Saved data entries:
————

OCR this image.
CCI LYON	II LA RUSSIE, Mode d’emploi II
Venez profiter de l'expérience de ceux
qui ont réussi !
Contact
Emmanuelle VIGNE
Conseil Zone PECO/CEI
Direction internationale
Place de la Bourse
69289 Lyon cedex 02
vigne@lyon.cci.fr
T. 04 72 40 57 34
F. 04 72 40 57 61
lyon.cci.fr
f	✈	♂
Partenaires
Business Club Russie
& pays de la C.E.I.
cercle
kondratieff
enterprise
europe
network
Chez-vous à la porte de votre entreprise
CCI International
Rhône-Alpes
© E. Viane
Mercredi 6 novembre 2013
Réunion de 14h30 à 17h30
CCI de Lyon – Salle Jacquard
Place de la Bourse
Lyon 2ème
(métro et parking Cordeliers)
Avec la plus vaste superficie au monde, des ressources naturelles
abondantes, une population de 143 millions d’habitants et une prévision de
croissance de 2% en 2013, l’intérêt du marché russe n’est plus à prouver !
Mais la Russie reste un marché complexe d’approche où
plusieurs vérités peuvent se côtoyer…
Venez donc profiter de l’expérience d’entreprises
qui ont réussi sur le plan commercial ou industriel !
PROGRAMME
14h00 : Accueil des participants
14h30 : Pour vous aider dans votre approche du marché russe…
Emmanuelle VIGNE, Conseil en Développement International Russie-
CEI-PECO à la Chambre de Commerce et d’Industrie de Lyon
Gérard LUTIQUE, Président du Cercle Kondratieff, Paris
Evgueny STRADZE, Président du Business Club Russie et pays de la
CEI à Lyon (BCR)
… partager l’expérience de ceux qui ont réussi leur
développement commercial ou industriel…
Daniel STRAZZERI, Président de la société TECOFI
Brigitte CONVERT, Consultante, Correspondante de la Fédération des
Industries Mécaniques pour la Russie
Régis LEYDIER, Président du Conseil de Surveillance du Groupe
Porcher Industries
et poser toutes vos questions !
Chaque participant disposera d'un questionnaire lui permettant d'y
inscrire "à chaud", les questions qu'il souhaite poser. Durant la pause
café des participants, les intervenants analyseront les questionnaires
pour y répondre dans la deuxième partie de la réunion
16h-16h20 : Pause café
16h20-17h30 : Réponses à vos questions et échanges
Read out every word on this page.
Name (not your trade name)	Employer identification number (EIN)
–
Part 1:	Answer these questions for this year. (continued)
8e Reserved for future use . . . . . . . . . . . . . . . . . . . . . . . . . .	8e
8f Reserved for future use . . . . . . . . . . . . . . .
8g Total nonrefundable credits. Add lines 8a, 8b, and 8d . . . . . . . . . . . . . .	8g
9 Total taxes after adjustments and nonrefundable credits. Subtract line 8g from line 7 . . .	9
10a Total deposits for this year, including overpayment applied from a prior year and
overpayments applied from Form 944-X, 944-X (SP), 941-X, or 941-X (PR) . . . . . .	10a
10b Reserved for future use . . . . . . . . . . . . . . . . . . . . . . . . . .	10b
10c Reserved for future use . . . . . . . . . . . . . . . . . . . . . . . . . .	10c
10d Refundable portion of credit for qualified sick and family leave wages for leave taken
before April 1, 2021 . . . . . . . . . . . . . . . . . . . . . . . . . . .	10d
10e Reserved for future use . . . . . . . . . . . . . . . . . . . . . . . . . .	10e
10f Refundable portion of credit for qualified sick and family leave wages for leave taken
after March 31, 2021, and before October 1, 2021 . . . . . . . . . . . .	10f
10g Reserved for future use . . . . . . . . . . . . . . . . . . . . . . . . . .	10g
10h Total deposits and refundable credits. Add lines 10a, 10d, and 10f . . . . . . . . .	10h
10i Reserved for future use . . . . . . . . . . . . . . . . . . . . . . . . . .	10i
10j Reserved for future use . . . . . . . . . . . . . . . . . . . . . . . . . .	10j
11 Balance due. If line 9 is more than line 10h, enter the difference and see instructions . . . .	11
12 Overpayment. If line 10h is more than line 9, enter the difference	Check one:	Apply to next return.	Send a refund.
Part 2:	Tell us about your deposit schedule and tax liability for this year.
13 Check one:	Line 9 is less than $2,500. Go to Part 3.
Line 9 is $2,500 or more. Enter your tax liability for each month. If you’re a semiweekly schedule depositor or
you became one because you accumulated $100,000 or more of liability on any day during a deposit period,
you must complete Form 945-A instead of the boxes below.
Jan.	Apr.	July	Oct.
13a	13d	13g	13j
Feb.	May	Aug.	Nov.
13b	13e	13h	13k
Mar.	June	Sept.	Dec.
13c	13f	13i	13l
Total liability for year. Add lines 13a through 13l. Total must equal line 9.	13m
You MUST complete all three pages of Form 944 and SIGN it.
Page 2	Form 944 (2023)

————

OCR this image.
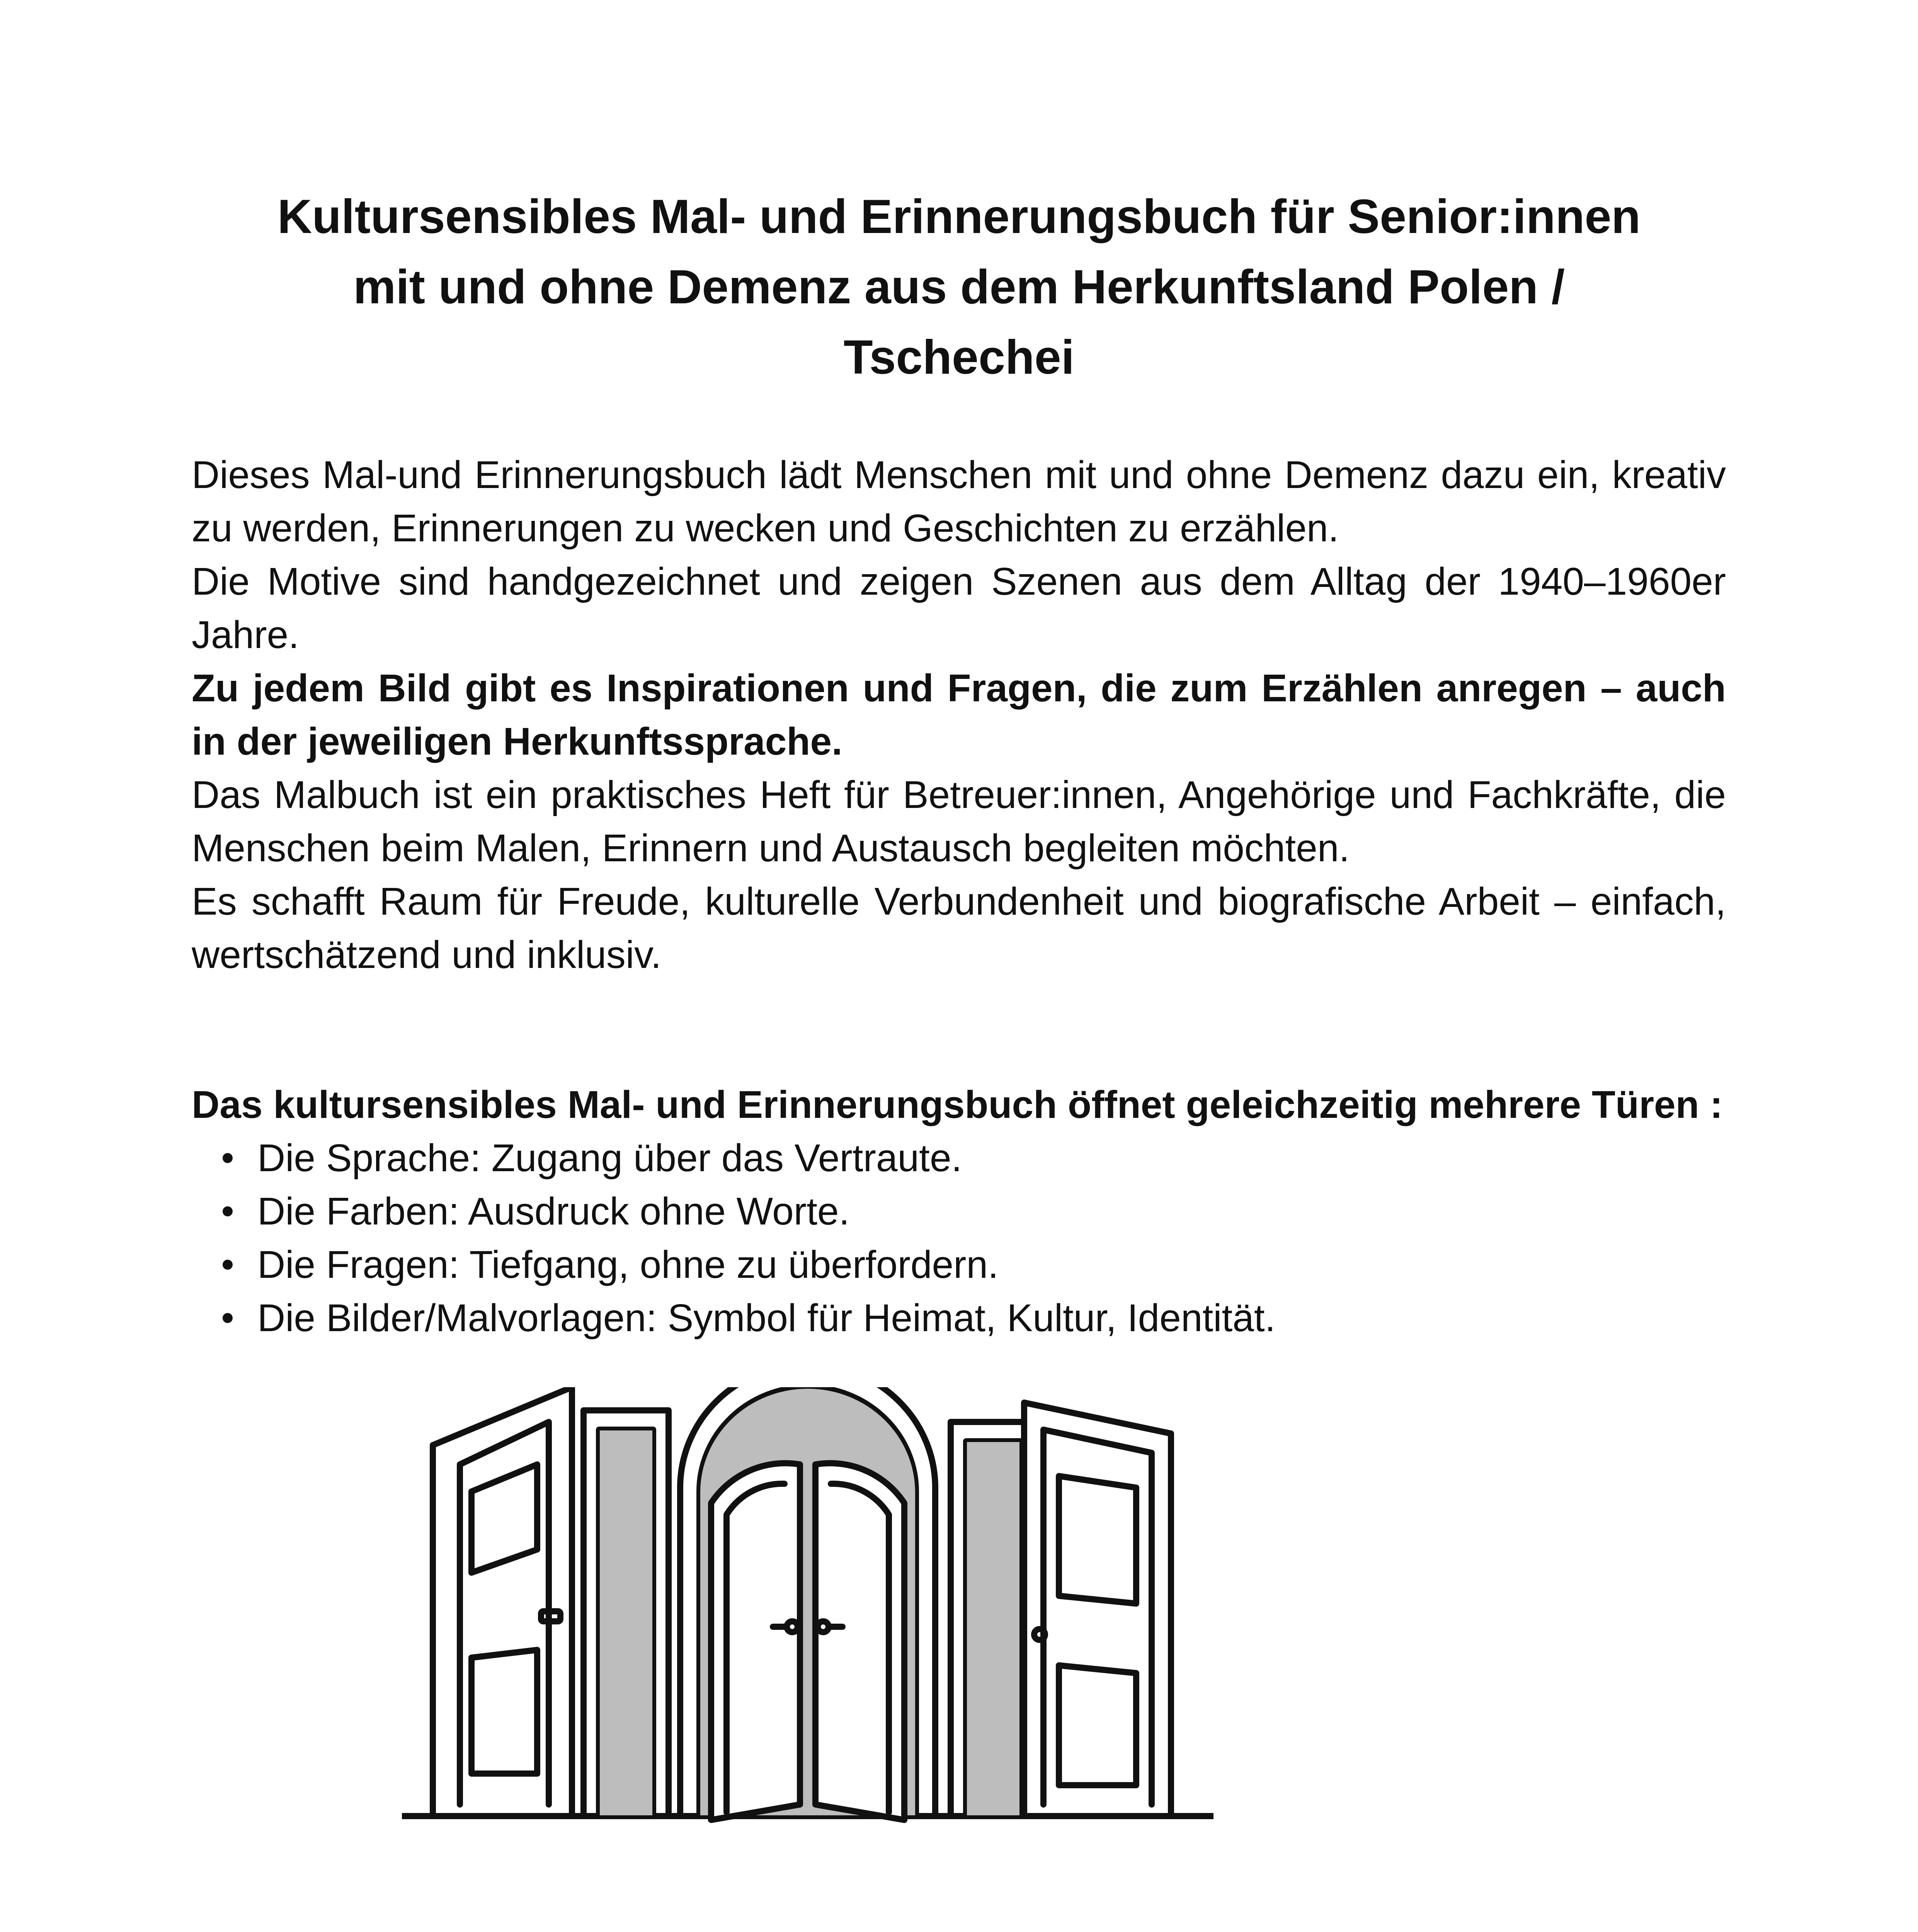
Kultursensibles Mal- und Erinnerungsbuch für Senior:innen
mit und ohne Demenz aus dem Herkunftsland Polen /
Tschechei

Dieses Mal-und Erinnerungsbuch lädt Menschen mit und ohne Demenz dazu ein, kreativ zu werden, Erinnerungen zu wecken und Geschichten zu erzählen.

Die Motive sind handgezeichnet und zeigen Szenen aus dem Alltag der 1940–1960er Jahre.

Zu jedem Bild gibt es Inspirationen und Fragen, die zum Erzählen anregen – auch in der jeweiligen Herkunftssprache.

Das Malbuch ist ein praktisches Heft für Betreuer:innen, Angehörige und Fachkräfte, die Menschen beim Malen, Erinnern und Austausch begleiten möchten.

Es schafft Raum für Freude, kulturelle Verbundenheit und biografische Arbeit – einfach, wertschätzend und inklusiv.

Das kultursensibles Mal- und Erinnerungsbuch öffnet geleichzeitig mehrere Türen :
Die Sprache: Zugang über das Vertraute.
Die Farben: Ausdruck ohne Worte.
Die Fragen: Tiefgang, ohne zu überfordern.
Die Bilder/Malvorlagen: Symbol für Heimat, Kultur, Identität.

————

Task prompt: Pull every line containing the word "nonrefundable" out of the entries above.

The response:
8g Total nonrefundable credits. Add lines 8a, 8b, and 8d . . . . . . . . . . . . . .	8g
9 Total taxes after adjustments and nonrefundable credits. Subtract line 8g from line 7 . . .	9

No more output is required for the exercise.